__Aim__: Could you continue the show review that comes first, picking up right after its last sentence?

__Article__:
####

All this and I still didn’t touch upon the various little pinpricks I bore out through the binge watch (a binge watch that Maurice was more than happy to both acknowledge and encourage in one of his candid acts of violence against the fourth wall). Don’t even get me started on the writers’ sting about the late Justice Scalia being a closeted homosexual, or the whole episode in which a particularly combustible lad has a full soap opera drama with his pillow (Kristen Bell) that he specifically engineered for sexually charged purposes, or the bit where Maurice sodomizes Garrison Keillor’s severed head in a drunken stupor. I wish I were making this up. Well, maybe not. That would cause me to question my integrity.

Granted, there were a few nuggets of intrigue that kept me watching with sincere intent. The final episode was a surprisingly accurate and responsible screed on the damaging effects of porn addiction, for example. There was a fascinating scene in which Jessi has a very forthright and open anatomical discussion with her own genitals (Kristen Wiig) that managed to leave me slightly unsettled (and, I confess, newly educated). With that said, all the proper sex ed that the show could provide is not worth much when I count the cost.

####

__Material__:
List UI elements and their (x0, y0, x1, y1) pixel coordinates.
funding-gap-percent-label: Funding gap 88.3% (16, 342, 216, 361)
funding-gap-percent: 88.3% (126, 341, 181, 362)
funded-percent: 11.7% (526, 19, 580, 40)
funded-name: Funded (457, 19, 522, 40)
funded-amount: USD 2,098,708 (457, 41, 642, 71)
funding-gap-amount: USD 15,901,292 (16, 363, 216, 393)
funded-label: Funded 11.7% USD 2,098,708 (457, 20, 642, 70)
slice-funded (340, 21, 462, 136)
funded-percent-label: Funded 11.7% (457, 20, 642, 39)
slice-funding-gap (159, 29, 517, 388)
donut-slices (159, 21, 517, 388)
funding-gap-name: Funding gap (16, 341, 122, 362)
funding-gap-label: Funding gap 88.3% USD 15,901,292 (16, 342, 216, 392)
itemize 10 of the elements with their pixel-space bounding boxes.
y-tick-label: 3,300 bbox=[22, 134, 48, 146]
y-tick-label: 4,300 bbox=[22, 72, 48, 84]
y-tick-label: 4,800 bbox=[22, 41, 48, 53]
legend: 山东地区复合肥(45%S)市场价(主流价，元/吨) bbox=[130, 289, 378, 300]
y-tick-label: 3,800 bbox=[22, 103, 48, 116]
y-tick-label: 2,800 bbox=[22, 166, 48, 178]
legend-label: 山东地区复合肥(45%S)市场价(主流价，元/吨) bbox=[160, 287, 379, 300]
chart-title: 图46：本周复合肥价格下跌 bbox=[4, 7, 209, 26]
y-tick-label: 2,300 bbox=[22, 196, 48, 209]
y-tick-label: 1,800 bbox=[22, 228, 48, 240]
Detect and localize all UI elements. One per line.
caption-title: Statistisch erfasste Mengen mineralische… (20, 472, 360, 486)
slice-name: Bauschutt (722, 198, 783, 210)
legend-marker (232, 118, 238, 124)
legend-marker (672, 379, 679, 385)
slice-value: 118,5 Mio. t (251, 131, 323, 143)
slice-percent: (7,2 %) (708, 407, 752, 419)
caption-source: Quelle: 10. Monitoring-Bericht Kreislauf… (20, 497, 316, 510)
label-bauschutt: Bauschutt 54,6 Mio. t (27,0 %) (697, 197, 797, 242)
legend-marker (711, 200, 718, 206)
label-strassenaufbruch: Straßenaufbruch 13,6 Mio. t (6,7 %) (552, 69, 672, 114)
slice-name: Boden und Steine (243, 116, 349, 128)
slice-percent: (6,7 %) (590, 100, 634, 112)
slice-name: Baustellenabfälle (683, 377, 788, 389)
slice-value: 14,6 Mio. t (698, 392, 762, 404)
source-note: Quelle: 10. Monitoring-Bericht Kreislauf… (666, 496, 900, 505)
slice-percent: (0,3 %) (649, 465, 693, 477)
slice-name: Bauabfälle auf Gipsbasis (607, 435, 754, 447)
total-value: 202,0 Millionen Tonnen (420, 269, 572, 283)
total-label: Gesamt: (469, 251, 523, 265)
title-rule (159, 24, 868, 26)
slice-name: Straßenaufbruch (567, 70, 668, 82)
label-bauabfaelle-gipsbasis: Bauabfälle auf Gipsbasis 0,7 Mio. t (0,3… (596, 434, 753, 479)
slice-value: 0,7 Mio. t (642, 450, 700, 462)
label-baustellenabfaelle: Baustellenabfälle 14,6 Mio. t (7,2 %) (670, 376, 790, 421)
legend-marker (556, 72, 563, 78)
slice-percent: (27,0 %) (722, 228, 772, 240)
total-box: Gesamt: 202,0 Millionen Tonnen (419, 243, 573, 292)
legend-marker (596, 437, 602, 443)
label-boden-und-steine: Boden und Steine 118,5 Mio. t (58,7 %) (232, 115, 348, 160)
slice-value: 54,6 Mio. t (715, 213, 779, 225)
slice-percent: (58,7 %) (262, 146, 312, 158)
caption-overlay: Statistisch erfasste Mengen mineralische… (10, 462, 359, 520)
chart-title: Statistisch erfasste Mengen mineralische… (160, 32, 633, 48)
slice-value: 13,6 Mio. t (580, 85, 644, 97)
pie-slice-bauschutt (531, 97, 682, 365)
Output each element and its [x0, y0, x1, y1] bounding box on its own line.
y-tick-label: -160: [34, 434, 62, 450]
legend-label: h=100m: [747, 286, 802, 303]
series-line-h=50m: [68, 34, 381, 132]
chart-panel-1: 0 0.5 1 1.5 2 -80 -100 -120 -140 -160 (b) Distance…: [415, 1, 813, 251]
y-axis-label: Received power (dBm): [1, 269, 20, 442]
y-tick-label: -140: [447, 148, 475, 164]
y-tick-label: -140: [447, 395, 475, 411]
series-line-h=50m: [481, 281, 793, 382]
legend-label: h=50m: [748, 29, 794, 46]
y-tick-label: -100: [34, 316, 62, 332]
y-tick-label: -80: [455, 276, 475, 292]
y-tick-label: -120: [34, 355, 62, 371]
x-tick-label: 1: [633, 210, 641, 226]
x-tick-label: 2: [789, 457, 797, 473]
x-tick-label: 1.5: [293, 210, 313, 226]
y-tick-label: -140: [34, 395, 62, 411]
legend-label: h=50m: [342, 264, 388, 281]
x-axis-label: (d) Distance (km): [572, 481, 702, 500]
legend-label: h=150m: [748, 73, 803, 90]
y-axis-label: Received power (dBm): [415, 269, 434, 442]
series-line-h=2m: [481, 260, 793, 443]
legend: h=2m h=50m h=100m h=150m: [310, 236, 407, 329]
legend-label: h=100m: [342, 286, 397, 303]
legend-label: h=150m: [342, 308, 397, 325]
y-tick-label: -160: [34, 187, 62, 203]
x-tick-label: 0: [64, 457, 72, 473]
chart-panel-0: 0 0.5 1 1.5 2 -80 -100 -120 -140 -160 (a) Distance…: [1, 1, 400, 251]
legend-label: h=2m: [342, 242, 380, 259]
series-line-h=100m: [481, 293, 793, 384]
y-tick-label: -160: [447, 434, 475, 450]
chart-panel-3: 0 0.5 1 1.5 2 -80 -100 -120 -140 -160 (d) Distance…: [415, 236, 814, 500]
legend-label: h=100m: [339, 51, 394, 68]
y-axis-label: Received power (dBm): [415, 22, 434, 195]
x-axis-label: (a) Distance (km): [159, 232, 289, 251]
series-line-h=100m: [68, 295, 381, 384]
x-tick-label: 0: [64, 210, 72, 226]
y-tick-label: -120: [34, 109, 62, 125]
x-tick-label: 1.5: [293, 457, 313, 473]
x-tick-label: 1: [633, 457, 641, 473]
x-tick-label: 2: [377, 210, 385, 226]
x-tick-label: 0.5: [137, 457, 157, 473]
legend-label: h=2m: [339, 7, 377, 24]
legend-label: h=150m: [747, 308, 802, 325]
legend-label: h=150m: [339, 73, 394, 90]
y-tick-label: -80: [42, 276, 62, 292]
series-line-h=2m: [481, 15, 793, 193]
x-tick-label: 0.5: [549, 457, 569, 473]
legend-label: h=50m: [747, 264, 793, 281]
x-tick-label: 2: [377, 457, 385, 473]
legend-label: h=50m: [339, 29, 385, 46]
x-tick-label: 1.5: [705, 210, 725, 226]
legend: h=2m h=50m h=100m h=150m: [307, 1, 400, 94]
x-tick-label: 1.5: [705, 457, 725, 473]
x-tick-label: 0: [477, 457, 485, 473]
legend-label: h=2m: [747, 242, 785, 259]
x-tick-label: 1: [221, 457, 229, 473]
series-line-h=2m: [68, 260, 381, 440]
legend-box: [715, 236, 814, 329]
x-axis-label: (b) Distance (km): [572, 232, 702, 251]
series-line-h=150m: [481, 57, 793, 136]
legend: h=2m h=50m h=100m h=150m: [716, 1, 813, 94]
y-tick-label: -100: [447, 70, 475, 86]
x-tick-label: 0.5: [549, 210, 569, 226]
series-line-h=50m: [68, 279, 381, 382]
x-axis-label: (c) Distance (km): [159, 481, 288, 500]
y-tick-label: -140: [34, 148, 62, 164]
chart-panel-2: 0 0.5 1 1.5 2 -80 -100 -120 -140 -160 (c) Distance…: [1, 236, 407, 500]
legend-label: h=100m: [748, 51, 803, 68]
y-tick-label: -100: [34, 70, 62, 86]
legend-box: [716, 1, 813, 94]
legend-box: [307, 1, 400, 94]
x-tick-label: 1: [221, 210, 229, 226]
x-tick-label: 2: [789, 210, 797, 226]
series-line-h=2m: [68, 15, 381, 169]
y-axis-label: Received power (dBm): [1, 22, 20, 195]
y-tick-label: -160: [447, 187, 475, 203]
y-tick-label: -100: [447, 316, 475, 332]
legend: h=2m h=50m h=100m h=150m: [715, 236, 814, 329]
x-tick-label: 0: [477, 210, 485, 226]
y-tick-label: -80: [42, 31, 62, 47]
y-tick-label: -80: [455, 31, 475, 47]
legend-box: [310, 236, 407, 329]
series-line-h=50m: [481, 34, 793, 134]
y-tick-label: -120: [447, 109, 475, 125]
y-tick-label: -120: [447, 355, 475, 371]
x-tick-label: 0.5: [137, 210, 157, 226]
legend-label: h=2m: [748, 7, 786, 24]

####

__Exercise answer__:
And sex ed for who, exactly? Lord knows that while the show is certainly oriented around those poor souls crawling onward through prepubescence, pubescence, and postpubescence, the complete package of the show is not in any way suitable for the current denizens of that time of life. Only those with the aid of hindsight and some degree of intellectual, moral, and philosophical maturity could even engage properly with what Big Mouth has to offer—those who have long advanced beyond that point in life and have no immediate contention with its challenges.